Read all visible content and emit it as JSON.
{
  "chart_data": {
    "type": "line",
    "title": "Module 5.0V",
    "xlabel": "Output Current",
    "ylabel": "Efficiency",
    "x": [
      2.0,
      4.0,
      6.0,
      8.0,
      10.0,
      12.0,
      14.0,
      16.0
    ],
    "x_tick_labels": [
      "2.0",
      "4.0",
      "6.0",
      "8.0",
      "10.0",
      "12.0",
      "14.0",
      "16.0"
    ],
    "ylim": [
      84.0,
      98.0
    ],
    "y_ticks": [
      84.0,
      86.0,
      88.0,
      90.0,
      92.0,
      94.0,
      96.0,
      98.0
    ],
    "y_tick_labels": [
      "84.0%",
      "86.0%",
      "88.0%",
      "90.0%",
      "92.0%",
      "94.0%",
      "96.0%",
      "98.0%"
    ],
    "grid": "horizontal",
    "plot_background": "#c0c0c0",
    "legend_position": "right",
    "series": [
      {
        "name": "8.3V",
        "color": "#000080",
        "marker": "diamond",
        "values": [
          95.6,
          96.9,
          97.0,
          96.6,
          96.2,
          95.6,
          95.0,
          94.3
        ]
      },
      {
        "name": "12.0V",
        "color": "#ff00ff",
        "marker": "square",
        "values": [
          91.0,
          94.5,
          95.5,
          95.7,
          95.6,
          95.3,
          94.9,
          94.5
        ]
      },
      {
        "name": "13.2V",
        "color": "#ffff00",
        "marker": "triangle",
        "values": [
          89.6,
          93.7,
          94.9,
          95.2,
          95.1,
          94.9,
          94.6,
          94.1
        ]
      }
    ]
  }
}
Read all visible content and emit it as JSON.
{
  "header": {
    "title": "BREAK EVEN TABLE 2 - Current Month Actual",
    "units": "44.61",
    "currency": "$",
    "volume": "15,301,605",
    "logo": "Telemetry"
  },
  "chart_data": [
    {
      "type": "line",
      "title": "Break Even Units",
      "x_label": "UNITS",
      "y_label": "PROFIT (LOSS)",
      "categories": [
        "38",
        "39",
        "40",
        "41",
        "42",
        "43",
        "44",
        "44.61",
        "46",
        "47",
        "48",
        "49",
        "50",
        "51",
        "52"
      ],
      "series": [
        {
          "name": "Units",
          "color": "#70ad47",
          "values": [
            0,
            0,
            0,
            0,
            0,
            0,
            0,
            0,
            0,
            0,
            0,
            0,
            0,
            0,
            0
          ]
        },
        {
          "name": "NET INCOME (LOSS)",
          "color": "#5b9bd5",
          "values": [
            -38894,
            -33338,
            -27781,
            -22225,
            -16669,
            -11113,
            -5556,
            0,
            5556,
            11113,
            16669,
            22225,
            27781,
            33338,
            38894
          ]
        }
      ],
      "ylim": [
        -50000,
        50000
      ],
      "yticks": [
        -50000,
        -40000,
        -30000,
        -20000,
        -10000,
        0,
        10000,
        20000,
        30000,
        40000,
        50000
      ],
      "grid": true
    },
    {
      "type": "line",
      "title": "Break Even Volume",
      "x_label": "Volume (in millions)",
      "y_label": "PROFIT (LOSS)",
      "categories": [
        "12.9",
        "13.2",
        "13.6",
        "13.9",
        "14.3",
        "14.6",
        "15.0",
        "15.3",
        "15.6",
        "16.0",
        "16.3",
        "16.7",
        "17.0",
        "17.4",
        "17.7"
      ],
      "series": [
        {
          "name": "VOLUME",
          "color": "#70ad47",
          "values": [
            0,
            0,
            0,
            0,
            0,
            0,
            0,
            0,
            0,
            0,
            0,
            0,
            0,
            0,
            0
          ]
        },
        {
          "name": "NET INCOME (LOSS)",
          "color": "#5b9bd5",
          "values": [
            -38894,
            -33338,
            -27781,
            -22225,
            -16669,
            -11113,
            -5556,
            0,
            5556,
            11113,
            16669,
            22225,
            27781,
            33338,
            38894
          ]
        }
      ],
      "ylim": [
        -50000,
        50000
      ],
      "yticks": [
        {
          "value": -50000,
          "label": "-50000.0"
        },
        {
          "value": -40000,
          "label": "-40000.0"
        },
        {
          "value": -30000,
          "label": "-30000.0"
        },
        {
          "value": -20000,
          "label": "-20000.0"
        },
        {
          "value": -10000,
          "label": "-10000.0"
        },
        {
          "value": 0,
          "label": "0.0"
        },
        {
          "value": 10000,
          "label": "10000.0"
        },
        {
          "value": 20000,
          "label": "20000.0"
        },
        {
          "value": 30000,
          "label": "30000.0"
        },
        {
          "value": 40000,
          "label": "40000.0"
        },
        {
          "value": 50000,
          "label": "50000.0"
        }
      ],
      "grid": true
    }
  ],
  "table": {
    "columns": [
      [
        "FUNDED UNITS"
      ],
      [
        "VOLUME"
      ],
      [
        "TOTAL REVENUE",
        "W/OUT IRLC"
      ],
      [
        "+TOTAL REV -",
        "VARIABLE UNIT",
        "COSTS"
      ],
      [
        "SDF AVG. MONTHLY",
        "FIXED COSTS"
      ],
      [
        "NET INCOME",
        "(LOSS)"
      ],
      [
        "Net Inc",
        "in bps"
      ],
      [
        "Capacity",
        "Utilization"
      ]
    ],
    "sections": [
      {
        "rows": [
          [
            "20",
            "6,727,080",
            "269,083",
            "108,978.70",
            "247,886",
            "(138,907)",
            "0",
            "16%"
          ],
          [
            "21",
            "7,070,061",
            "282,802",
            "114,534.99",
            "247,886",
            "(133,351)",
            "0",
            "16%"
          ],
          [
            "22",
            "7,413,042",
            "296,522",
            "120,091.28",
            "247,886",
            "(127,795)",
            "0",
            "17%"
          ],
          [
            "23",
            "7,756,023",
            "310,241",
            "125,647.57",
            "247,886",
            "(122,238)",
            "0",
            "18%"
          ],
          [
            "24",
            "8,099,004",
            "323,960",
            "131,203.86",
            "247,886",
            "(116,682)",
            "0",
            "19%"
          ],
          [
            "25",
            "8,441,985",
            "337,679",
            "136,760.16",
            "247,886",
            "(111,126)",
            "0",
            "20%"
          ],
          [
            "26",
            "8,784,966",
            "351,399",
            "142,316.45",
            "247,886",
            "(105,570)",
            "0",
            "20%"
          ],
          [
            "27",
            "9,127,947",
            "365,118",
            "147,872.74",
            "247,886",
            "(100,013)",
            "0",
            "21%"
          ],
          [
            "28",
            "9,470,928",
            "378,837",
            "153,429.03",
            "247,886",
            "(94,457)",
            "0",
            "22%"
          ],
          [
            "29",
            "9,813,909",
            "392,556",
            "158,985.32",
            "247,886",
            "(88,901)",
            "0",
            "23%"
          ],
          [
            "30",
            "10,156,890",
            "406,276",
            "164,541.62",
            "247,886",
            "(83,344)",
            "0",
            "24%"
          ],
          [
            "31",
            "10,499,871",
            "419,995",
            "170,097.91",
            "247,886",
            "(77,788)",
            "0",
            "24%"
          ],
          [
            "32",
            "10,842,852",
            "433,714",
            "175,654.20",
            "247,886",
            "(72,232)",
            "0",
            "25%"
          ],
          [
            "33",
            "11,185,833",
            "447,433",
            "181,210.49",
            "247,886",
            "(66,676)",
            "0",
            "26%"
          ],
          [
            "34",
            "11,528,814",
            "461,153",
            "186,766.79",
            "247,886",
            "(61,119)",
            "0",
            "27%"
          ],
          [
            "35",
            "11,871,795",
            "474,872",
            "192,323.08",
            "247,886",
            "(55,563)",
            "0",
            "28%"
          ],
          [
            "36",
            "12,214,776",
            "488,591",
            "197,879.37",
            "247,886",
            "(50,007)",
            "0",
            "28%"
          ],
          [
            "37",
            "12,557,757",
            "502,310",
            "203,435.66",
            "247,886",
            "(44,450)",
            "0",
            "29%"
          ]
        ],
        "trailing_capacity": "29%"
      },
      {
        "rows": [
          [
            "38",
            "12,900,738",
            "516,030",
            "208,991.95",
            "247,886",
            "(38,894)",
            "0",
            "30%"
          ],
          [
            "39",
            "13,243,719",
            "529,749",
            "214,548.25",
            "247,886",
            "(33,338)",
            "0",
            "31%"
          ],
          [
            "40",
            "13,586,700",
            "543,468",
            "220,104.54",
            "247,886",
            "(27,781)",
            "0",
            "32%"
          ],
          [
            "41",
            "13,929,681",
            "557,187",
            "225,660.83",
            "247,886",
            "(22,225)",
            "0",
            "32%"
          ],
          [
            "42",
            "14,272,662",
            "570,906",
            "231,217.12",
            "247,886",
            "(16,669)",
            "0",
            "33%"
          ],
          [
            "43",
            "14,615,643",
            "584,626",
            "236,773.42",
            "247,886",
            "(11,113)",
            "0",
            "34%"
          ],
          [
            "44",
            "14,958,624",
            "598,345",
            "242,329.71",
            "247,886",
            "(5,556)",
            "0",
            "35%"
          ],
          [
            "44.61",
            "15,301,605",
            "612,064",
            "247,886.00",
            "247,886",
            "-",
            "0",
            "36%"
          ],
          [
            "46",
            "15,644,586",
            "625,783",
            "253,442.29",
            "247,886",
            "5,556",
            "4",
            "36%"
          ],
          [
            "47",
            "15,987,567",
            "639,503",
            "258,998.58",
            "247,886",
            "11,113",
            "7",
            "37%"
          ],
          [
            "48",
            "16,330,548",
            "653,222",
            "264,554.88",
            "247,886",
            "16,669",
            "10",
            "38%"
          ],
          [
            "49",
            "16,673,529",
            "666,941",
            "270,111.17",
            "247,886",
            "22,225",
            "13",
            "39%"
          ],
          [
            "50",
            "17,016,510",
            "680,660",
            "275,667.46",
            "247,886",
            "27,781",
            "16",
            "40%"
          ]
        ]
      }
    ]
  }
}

------------------------------

INSTRUCTIONS TO FOLLOW:
How many of the listing's lines contain "name"? Respond with a single number and nothing else.

WORKED ANSWER:
7